- [Exercise task]:
For each line below that contains the string "体格检查", copy that line.

- [Task inputs]:
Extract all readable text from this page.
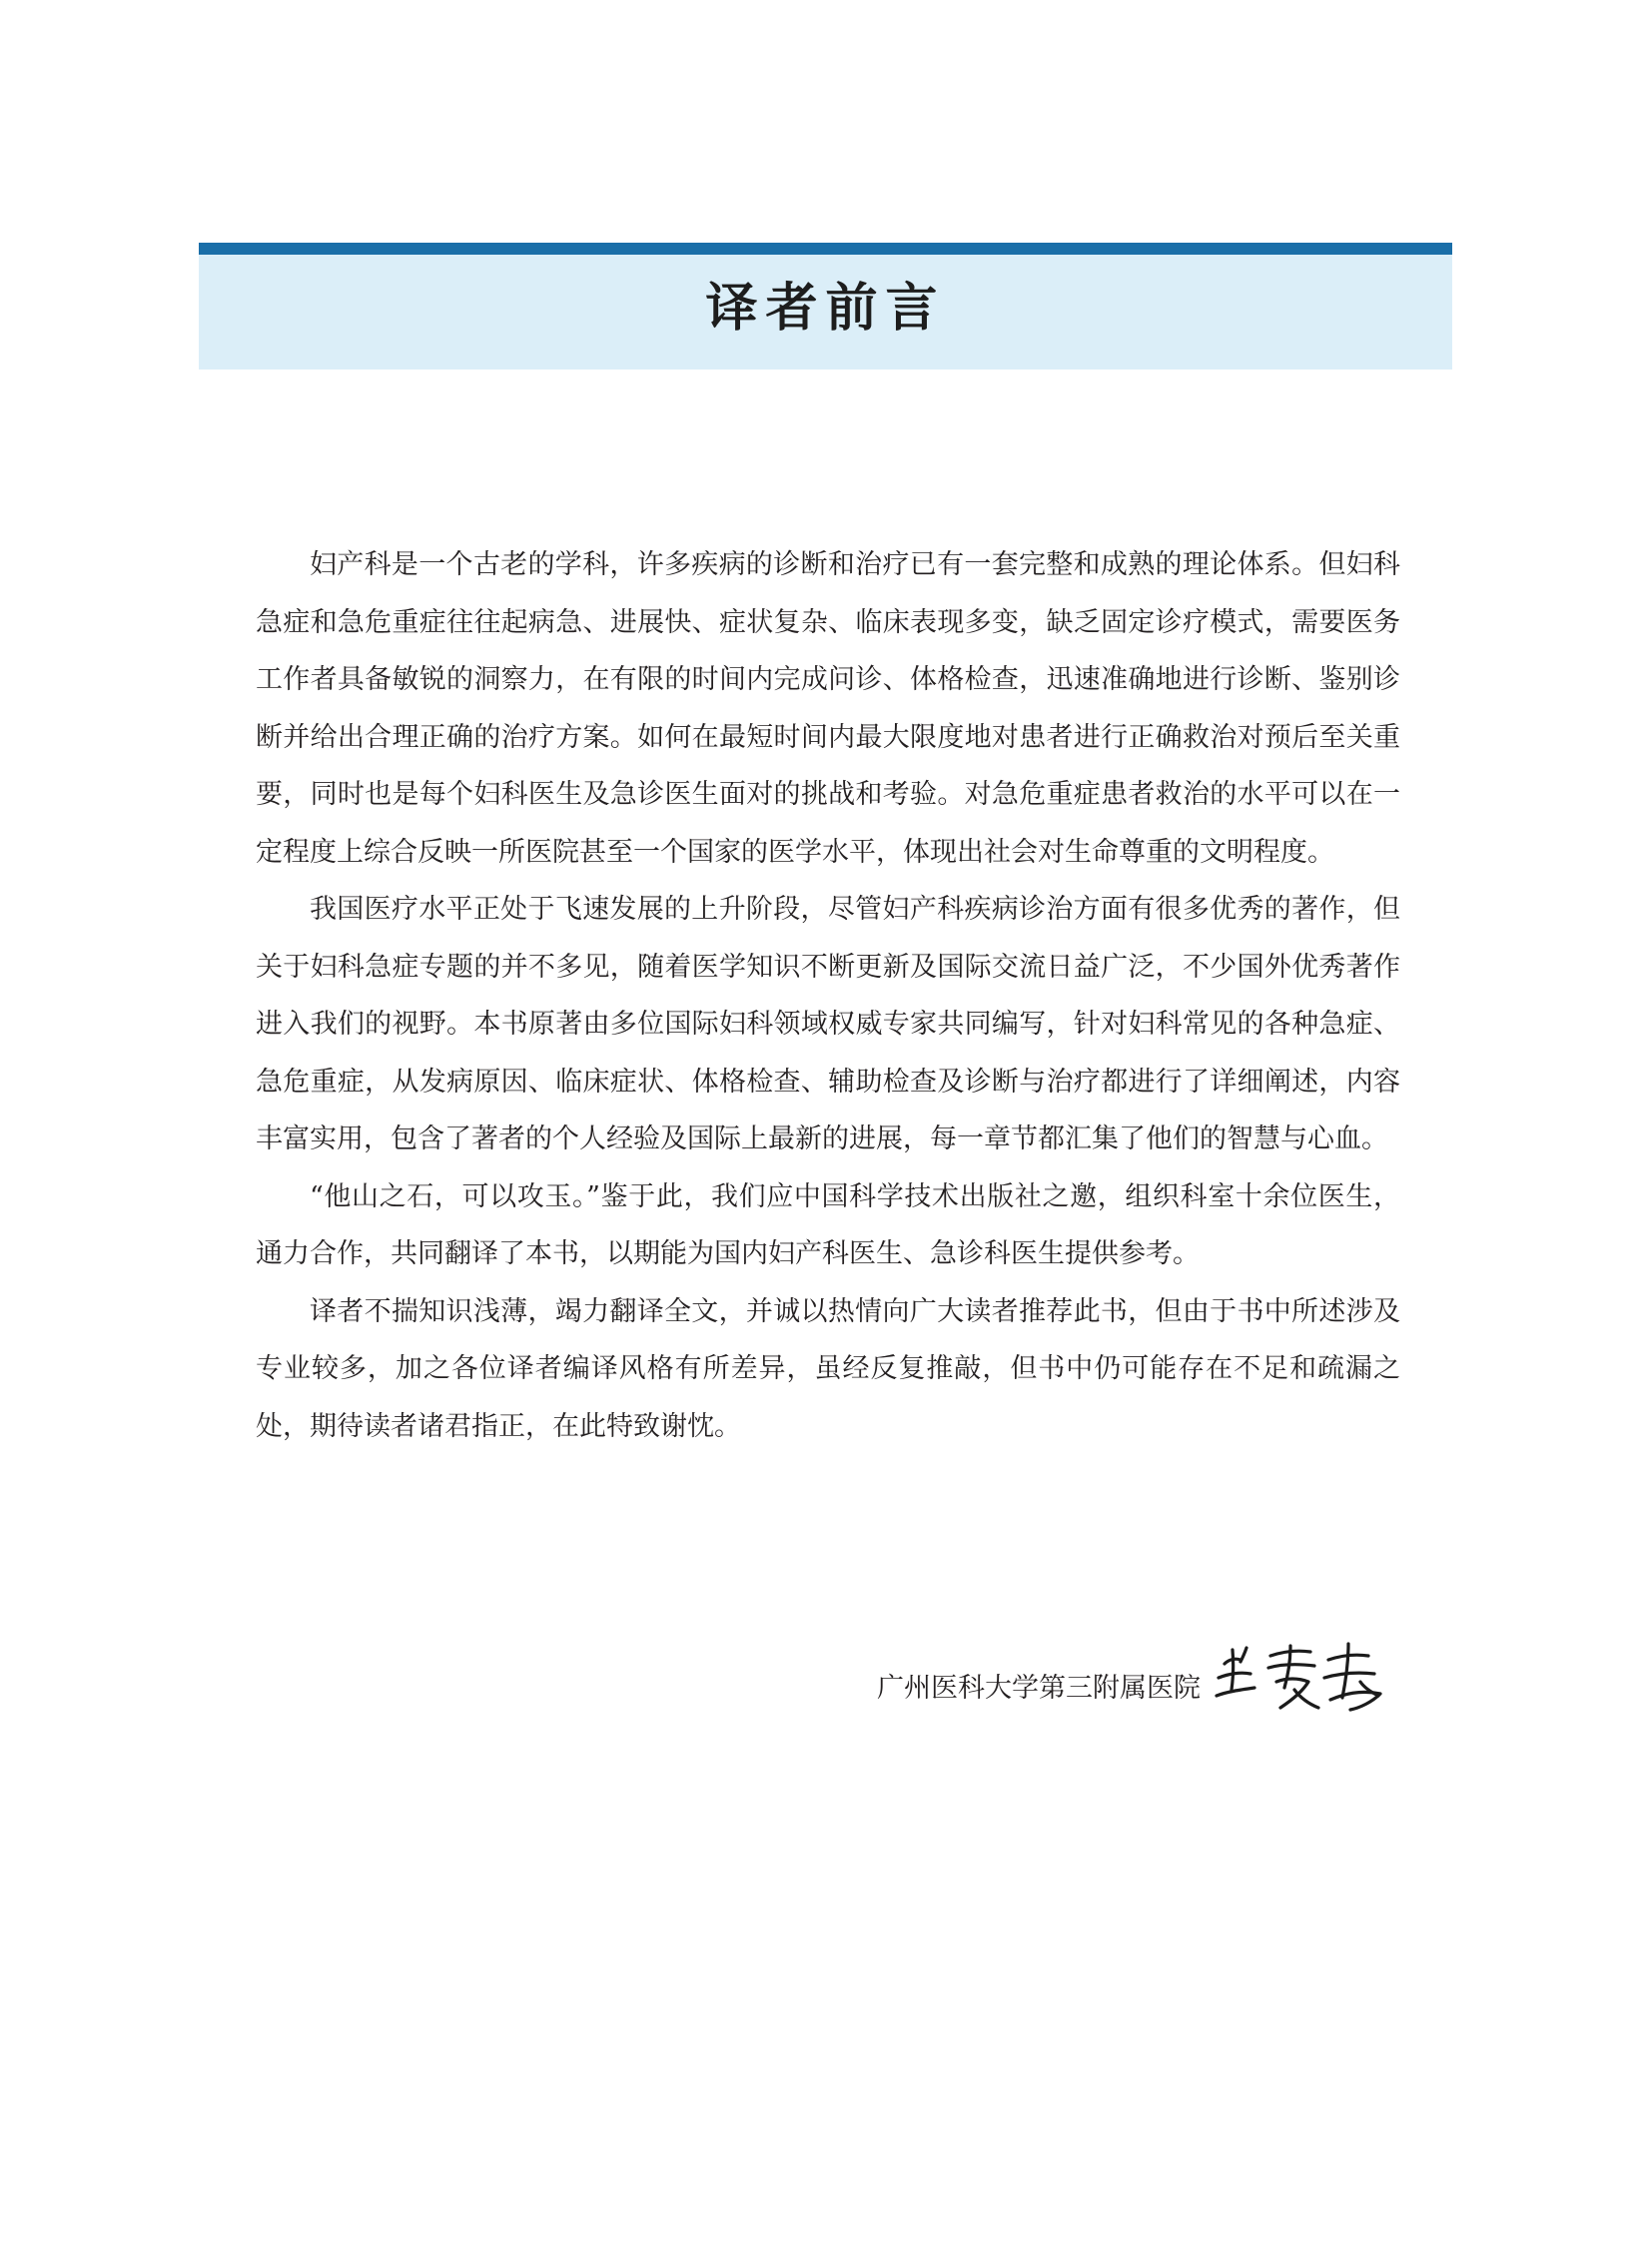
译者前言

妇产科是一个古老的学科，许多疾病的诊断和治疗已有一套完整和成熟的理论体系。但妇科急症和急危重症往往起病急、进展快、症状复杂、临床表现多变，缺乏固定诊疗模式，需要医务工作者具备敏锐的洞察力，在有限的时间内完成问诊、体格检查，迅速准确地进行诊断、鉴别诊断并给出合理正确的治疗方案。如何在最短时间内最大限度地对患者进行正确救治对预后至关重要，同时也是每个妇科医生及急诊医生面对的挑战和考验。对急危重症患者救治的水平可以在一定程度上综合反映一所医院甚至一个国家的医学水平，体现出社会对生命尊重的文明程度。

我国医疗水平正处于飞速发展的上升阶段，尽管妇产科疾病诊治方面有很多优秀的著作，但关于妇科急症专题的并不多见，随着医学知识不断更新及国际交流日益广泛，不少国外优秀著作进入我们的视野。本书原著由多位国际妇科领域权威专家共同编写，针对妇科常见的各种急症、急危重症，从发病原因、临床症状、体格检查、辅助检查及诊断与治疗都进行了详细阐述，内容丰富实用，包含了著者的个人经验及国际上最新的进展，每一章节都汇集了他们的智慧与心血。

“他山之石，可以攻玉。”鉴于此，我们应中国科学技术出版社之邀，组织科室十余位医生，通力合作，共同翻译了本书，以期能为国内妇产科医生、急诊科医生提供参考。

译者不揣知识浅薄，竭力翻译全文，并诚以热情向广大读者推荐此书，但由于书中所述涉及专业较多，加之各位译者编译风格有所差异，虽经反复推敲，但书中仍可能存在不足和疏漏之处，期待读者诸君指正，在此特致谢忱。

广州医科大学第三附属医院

- [Right answer]:
妇产科是一个古老的学科，许多疾病的诊断和治疗已有一套完整和成熟的理论体系。但妇科急症和急危重症往往起病急、进展快、症状复杂、临床表现多变，缺乏固定诊疗模式，需要医务工作者具备敏锐的洞察力，在有限的时间内完成问诊、体格检查，迅速准确地进行诊断、鉴别诊断并给出合理正确的治疗方案。如何在最短时间内最大限度地对患者进行正确救治对预后至关重要，同时也是每个妇科医生及急诊医生面对的挑战和考验。对急危重症患者救治的水平可以在一定程度上综合反映一所医院甚至一个国家的医学水平，体现出社会对生命尊重的文明程度。
我国医疗水平正处于飞速发展的上升阶段，尽管妇产科疾病诊治方面有很多优秀的著作，但关于妇科急症专题的并不多见，随着医学知识不断更新及国际交流日益广泛，不少国外优秀著作进入我们的视野。本书原著由多位国际妇科领域权威专家共同编写，针对妇科常见的各种急症、急危重症，从发病原因、临床症状、体格检查、辅助检查及诊断与治疗都进行了详细阐述，内容丰富实用，包含了著者的个人经验及国际上最新的进展，每一章节都汇集了他们的智慧与心血。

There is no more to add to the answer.